Work to do:
Write out the material below again, unchanged.

Dataset entries:
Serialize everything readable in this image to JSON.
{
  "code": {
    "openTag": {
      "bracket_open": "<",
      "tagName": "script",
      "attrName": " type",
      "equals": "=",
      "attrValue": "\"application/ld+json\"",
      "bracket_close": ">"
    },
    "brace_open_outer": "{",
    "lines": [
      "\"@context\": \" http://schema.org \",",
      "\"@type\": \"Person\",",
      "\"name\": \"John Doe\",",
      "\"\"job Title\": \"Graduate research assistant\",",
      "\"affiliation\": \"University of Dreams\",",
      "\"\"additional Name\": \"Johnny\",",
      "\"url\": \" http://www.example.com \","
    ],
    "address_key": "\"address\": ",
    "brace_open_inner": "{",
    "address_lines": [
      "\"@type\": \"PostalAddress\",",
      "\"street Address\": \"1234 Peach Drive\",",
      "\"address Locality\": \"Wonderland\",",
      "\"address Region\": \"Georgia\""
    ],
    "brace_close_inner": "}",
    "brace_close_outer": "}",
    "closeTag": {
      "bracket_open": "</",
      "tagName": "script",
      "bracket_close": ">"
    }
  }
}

Finished exercise:
Serialize everything readable in this image to JSON.
{
  "code": {
    "openTag": {
      "bracket_open": "<",
      "tagName": "script",
      "attrName": " type",
      "equals": "=",
      "attrValue": "\"application/ld+json\"",
      "bracket_close": ">"
    },
    "brace_open_outer": "{",
    "lines": [
      "\"@context\": \" http://schema.org \",",
      "\"@type\": \"Person\",",
      "\"name\": \"John Doe\",",
      "\"\"job Title\": \"Graduate research assistant\",",
      "\"affiliation\": \"University of Dreams\",",
      "\"\"additional Name\": \"Johnny\",",
      "\"url\": \" http://www.example.com \","
    ],
    "address_key": "\"address\": ",
    "brace_open_inner": "{",
    "address_lines": [
      "\"@type\": \"PostalAddress\",",
      "\"street Address\": \"1234 Peach Drive\",",
      "\"address Locality\": \"Wonderland\",",
      "\"address Region\": \"Georgia\""
    ],
    "brace_close_inner": "}",
    "brace_close_outer": "}",
    "closeTag": {
      "bracket_open": "</",
      "tagName": "script",
      "bracket_close": ">"
    }
  }
}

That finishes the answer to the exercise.